**Data in this exercise**

__________________________________________________

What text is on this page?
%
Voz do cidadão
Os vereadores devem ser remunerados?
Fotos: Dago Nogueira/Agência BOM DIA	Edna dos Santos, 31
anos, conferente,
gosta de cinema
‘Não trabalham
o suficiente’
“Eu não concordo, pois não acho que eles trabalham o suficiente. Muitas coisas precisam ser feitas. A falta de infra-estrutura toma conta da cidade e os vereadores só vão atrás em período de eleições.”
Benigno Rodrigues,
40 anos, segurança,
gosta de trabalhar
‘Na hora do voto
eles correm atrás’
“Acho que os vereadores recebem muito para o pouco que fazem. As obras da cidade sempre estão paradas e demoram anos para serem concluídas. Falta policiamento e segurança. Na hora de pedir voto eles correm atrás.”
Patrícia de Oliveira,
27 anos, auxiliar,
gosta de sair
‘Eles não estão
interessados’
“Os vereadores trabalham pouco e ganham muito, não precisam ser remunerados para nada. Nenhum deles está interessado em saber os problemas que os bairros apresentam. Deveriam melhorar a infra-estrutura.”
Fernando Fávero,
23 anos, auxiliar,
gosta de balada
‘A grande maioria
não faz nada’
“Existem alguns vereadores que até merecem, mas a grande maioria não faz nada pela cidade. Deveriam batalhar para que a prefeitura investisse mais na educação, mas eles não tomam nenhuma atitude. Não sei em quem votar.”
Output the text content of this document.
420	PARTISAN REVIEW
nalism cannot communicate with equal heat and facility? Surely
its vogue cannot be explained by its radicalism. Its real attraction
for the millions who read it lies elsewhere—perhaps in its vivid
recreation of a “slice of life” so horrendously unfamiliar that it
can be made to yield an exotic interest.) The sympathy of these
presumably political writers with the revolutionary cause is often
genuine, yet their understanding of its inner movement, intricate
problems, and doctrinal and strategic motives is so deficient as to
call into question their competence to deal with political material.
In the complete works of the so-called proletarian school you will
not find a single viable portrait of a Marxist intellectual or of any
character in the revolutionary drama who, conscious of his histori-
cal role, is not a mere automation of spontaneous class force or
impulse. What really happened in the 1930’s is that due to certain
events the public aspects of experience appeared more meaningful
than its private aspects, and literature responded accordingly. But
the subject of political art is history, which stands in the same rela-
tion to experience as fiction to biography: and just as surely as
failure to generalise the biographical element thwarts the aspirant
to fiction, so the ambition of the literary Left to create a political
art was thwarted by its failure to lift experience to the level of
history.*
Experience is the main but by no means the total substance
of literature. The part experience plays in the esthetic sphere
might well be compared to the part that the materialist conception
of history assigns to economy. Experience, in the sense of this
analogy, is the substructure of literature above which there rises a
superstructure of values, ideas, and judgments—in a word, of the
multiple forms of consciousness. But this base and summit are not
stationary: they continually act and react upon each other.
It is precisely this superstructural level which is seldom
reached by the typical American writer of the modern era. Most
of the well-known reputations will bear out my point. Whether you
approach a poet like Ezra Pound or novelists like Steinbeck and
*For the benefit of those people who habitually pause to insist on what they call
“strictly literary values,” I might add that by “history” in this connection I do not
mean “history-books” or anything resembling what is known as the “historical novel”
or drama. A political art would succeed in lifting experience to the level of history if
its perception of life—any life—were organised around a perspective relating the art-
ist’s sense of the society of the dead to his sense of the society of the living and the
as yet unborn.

__________________________________________________

**What to work on**
Go through the records above and set each one down exactly, please.

**Full answer**
What text is on this page?
%
Voz do cidadão
Os vereadores devem ser remunerados?
Fotos: Dago Nogueira/Agência BOM DIA	Edna dos Santos, 31
anos, conferente,
gosta de cinema
‘Não trabalham
o suficiente’
“Eu não concordo, pois não acho que eles trabalham o suficiente. Muitas coisas precisam ser feitas. A falta de infra-estrutura toma conta da cidade e os vereadores só vão atrás em período de eleições.”
Benigno Rodrigues,
40 anos, segurança,
gosta de trabalhar
‘Na hora do voto
eles correm atrás’
“Acho que os vereadores recebem muito para o pouco que fazem. As obras da cidade sempre estão paradas e demoram anos para serem concluídas. Falta policiamento e segurança. Na hora de pedir voto eles correm atrás.”
Patrícia de Oliveira,
27 anos, auxiliar,
gosta de sair
‘Eles não estão
interessados’
“Os vereadores trabalham pouco e ganham muito, não precisam ser remunerados para nada. Nenhum deles está interessado em saber os problemas que os bairros apresentam. Deveriam melhorar a infra-estrutura.”
Fernando Fávero,
23 anos, auxiliar,
gosta de balada
‘A grande maioria
não faz nada’
“Existem alguns vereadores que até merecem, mas a grande maioria não faz nada pela cidade. Deveriam batalhar para que a prefeitura investisse mais na educação, mas eles não tomam nenhuma atitude. Não sei em quem votar.”
Output the text content of this document.
420	PARTISAN REVIEW
nalism cannot communicate with equal heat and facility? Surely
its vogue cannot be explained by its radicalism. Its real attraction
for the millions who read it lies elsewhere—perhaps in its vivid
recreation of a “slice of life” so horrendously unfamiliar that it
can be made to yield an exotic interest.) The sympathy of these
presumably political writers with the revolutionary cause is often
genuine, yet their understanding of its inner movement, intricate
problems, and doctrinal and strategic motives is so deficient as to
call into question their competence to deal with political material.
In the complete works of the so-called proletarian school you will
not find a single viable portrait of a Marxist intellectual or of any
character in the revolutionary drama who, conscious of his histori-
cal role, is not a mere automation of spontaneous class force or
impulse. What really happened in the 1930’s is that due to certain
events the public aspects of experience appeared more meaningful
than its private aspects, and literature responded accordingly. But
the subject of political art is history, which stands in the same rela-
tion to experience as fiction to biography: and just as surely as
failure to generalise the biographical element thwarts the aspirant
to fiction, so the ambition of the literary Left to create a political
art was thwarted by its failure to lift experience to the level of
history.*
Experience is the main but by no means the total substance
of literature. The part experience plays in the esthetic sphere
might well be compared to the part that the materialist conception
of history assigns to economy. Experience, in the sense of this
analogy, is the substructure of literature above which there rises a
superstructure of values, ideas, and judgments—in a word, of the
multiple forms of consciousness. But this base and summit are not
stationary: they continually act and react upon each other.
It is precisely this superstructural level which is seldom
reached by the typical American writer of the modern era. Most
of the well-known reputations will bear out my point. Whether you
approach a poet like Ezra Pound or novelists like Steinbeck and
*For the benefit of those people who habitually pause to insist on what they call
“strictly literary values,” I might add that by “history” in this connection I do not
mean “history-books” or anything resembling what is known as the “historical novel”
or drama. A political art would succeed in lifting experience to the level of history if
its perception of life—any life—were organised around a perspective relating the art-
ist’s sense of the society of the dead to his sense of the society of the living and the
as yet unborn.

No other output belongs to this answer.